Can you transcribe the data exactly? Leave the pictures out.

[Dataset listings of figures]
■ ■ ■
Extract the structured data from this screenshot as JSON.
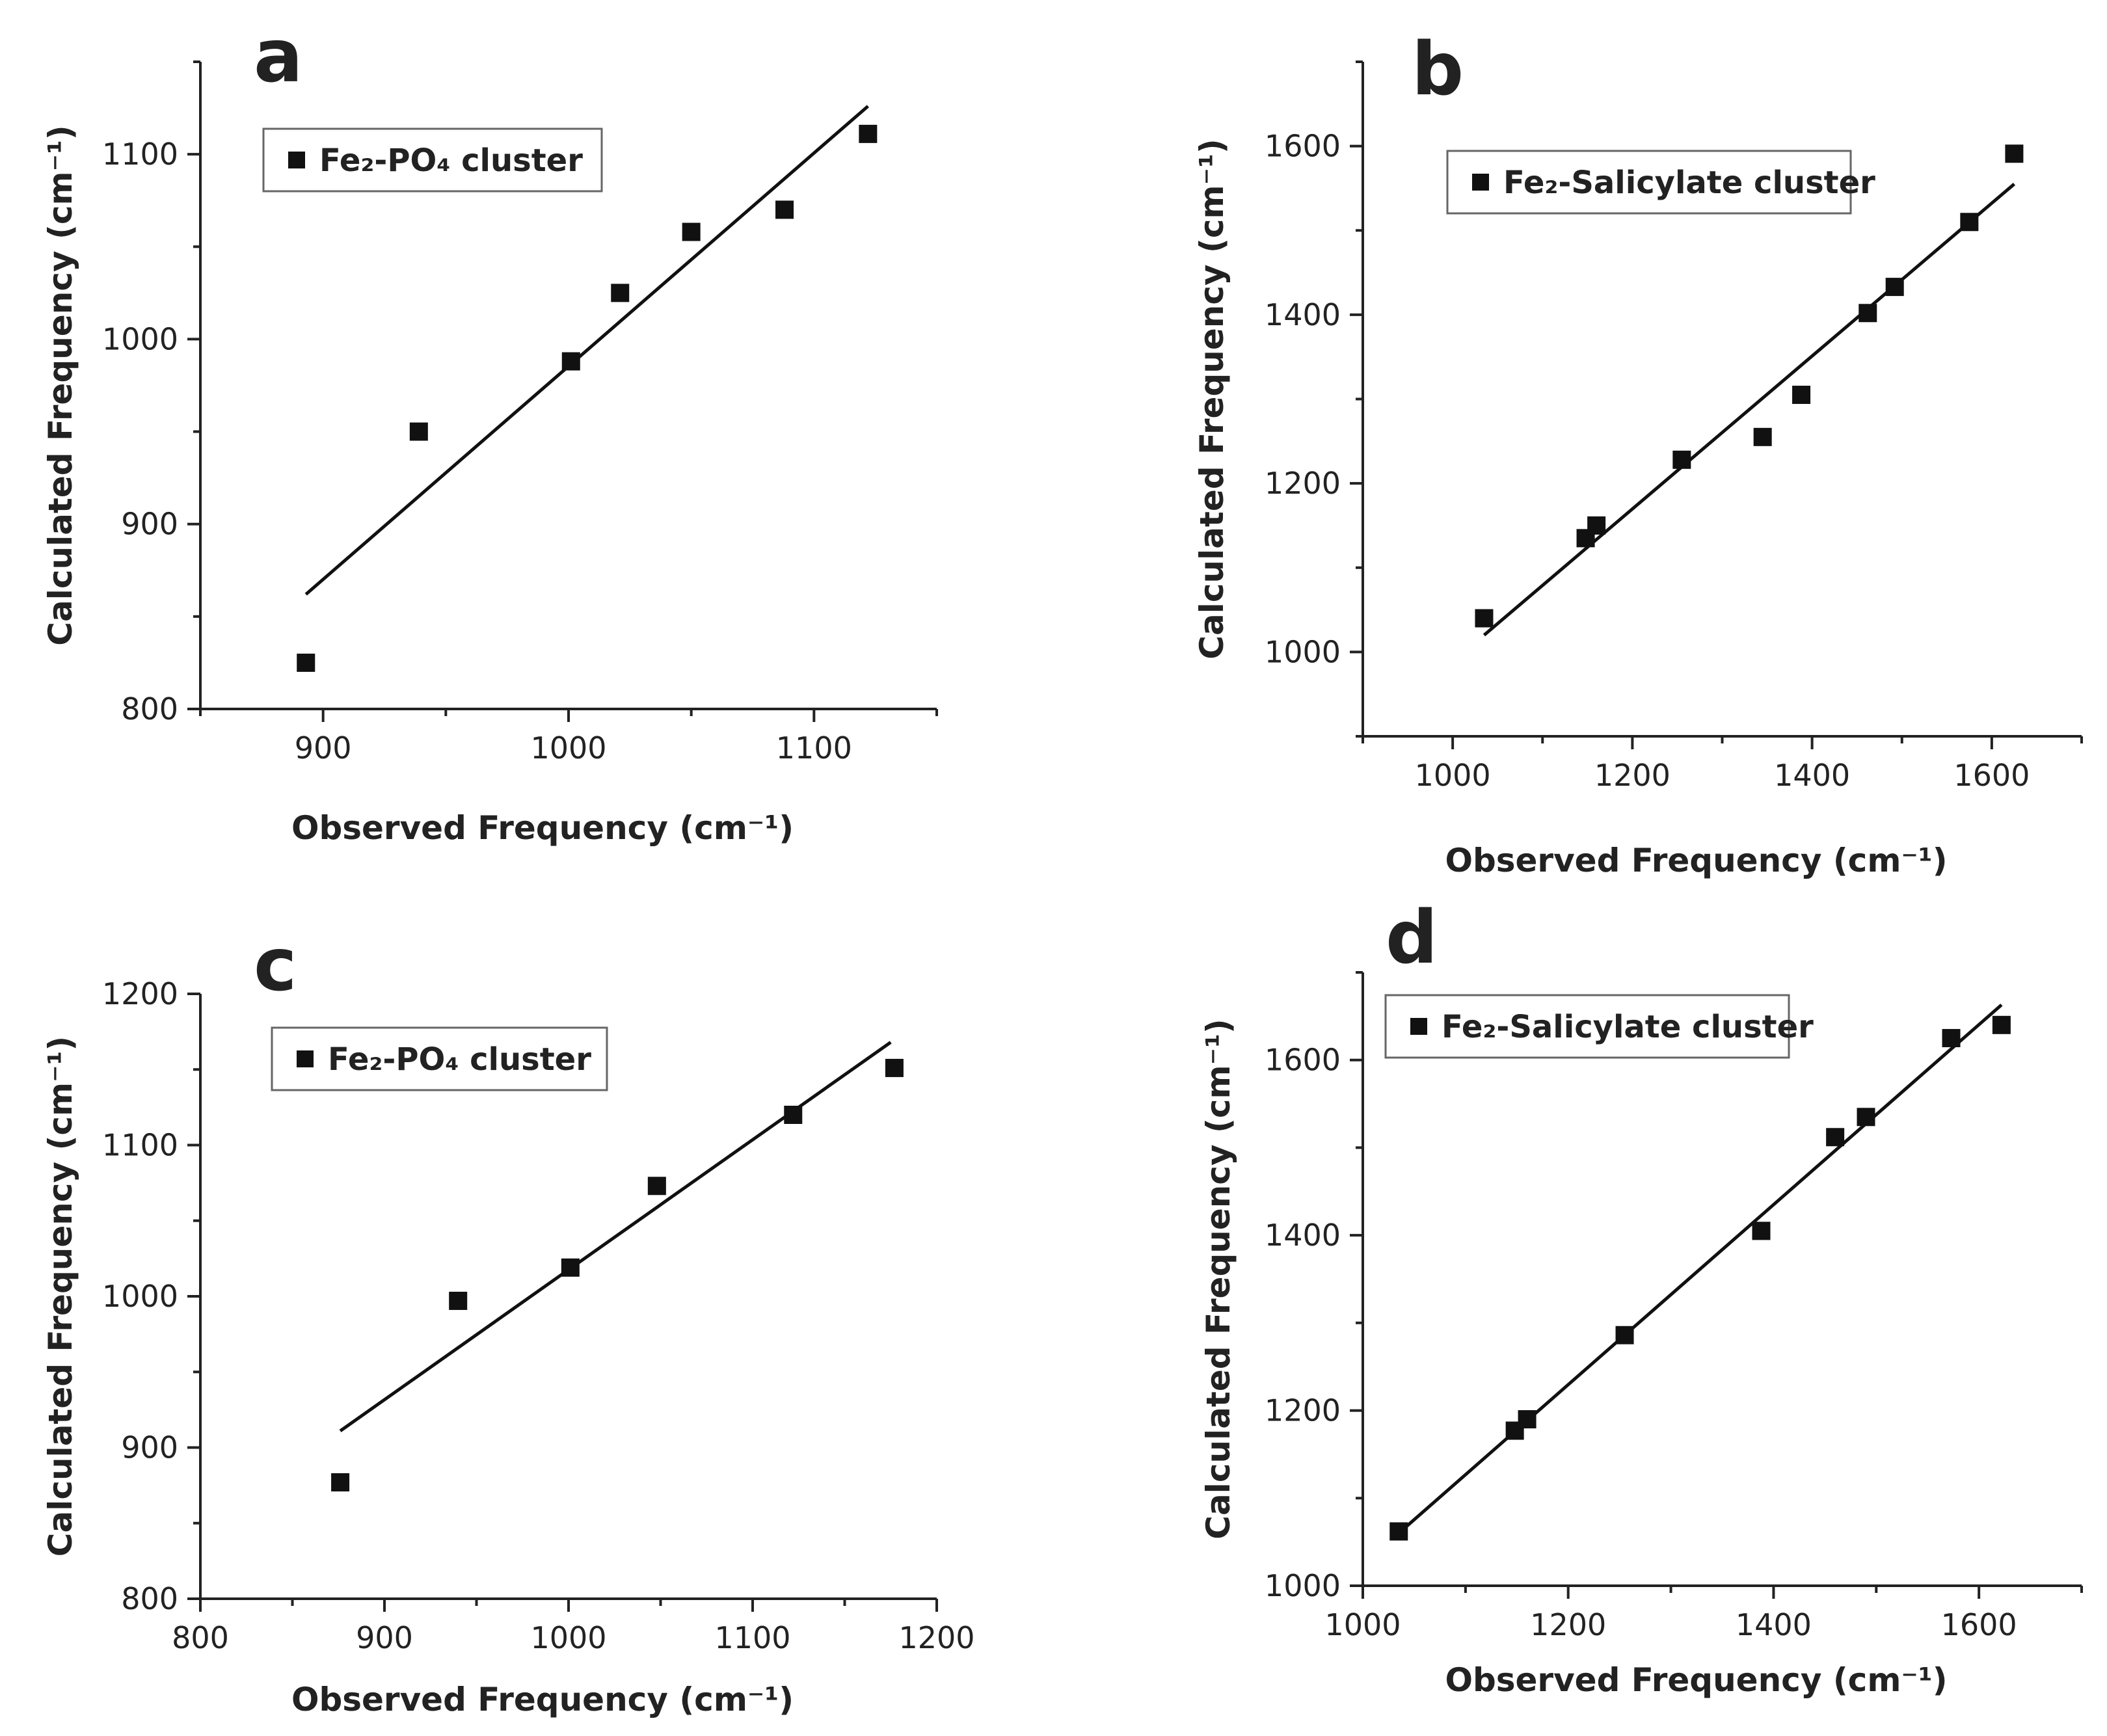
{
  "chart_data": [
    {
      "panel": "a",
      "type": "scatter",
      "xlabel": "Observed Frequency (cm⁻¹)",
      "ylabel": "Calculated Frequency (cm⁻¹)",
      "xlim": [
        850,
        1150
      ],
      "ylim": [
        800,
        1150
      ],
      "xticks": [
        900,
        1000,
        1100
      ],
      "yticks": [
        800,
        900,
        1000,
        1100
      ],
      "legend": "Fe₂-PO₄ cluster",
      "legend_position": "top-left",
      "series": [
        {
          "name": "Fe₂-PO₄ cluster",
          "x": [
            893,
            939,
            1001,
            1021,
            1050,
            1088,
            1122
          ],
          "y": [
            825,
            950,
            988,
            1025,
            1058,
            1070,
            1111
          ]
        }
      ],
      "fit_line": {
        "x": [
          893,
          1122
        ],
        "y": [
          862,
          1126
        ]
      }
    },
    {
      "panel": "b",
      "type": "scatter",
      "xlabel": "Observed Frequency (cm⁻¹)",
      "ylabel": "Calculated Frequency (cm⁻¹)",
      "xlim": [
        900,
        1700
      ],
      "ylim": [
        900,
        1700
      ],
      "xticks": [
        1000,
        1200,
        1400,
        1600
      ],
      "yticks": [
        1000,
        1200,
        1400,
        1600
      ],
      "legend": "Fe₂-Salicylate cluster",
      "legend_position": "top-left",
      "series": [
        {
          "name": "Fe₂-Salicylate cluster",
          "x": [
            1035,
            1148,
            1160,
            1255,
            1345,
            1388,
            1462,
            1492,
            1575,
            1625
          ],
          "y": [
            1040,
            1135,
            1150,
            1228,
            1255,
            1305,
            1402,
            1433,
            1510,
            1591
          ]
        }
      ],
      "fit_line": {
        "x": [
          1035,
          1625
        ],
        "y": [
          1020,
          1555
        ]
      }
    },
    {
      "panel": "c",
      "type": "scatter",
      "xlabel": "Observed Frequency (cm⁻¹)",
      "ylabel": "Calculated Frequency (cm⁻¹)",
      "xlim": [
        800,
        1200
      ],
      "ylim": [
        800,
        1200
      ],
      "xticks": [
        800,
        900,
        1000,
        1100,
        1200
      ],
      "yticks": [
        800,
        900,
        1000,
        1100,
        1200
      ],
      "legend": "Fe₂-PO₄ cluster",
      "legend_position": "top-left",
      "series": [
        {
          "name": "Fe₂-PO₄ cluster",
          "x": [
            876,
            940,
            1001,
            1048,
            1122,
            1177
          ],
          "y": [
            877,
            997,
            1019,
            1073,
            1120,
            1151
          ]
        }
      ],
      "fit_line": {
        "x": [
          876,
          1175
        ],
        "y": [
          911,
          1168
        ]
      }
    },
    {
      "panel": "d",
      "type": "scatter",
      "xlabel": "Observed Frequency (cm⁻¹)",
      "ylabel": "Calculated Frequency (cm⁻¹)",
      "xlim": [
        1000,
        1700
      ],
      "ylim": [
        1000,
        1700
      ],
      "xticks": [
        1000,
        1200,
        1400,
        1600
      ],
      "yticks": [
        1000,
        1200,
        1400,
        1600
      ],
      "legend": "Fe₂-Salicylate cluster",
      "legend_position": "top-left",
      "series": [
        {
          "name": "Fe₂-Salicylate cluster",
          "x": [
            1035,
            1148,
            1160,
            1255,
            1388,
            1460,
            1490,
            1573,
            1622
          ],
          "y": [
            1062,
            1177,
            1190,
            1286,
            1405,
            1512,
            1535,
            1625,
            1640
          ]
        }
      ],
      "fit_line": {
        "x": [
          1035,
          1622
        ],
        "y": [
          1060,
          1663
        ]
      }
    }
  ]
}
■ ■ ■
RESULT:
Extract the structured data from this screenshot as JSON.
{
  "chart_data": [
    {
      "panel": "a",
      "type": "scatter",
      "xlabel": "Observed Frequency (cm⁻¹)",
      "ylabel": "Calculated Frequency (cm⁻¹)",
      "xlim": [
        850,
        1150
      ],
      "ylim": [
        800,
        1150
      ],
      "xticks": [
        900,
        1000,
        1100
      ],
      "yticks": [
        800,
        900,
        1000,
        1100
      ],
      "legend": "Fe₂-PO₄ cluster",
      "legend_position": "top-left",
      "series": [
        {
          "name": "Fe₂-PO₄ cluster",
          "x": [
            893,
            939,
            1001,
            1021,
            1050,
            1088,
            1122
          ],
          "y": [
            825,
            950,
            988,
            1025,
            1058,
            1070,
            1111
          ]
        }
      ],
      "fit_line": {
        "x": [
          893,
          1122
        ],
        "y": [
          862,
          1126
        ]
      }
    },
    {
      "panel": "b",
      "type": "scatter",
      "xlabel": "Observed Frequency (cm⁻¹)",
      "ylabel": "Calculated Frequency (cm⁻¹)",
      "xlim": [
        900,
        1700
      ],
      "ylim": [
        900,
        1700
      ],
      "xticks": [
        1000,
        1200,
        1400,
        1600
      ],
      "yticks": [
        1000,
        1200,
        1400,
        1600
      ],
      "legend": "Fe₂-Salicylate cluster",
      "legend_position": "top-left",
      "series": [
        {
          "name": "Fe₂-Salicylate cluster",
          "x": [
            1035,
            1148,
            1160,
            1255,
            1345,
            1388,
            1462,
            1492,
            1575,
            1625
          ],
          "y": [
            1040,
            1135,
            1150,
            1228,
            1255,
            1305,
            1402,
            1433,
            1510,
            1591
          ]
        }
      ],
      "fit_line": {
        "x": [
          1035,
          1625
        ],
        "y": [
          1020,
          1555
        ]
      }
    },
    {
      "panel": "c",
      "type": "scatter",
      "xlabel": "Observed Frequency (cm⁻¹)",
      "ylabel": "Calculated Frequency (cm⁻¹)",
      "xlim": [
        800,
        1200
      ],
      "ylim": [
        800,
        1200
      ],
      "xticks": [
        800,
        900,
        1000,
        1100,
        1200
      ],
      "yticks": [
        800,
        900,
        1000,
        1100,
        1200
      ],
      "legend": "Fe₂-PO₄ cluster",
      "legend_position": "top-left",
      "series": [
        {
          "name": "Fe₂-PO₄ cluster",
          "x": [
            876,
            940,
            1001,
            1048,
            1122,
            1177
          ],
          "y": [
            877,
            997,
            1019,
            1073,
            1120,
            1151
          ]
        }
      ],
      "fit_line": {
        "x": [
          876,
          1175
        ],
        "y": [
          911,
          1168
        ]
      }
    },
    {
      "panel": "d",
      "type": "scatter",
      "xlabel": "Observed Frequency (cm⁻¹)",
      "ylabel": "Calculated Frequency (cm⁻¹)",
      "xlim": [
        1000,
        1700
      ],
      "ylim": [
        1000,
        1700
      ],
      "xticks": [
        1000,
        1200,
        1400,
        1600
      ],
      "yticks": [
        1000,
        1200,
        1400,
        1600
      ],
      "legend": "Fe₂-Salicylate cluster",
      "legend_position": "top-left",
      "series": [
        {
          "name": "Fe₂-Salicylate cluster",
          "x": [
            1035,
            1148,
            1160,
            1255,
            1388,
            1460,
            1490,
            1573,
            1622
          ],
          "y": [
            1062,
            1177,
            1190,
            1286,
            1405,
            1512,
            1535,
            1625,
            1640
          ]
        }
      ],
      "fit_line": {
        "x": [
          1035,
          1622
        ],
        "y": [
          1060,
          1663
        ]
      }
    }
  ]
}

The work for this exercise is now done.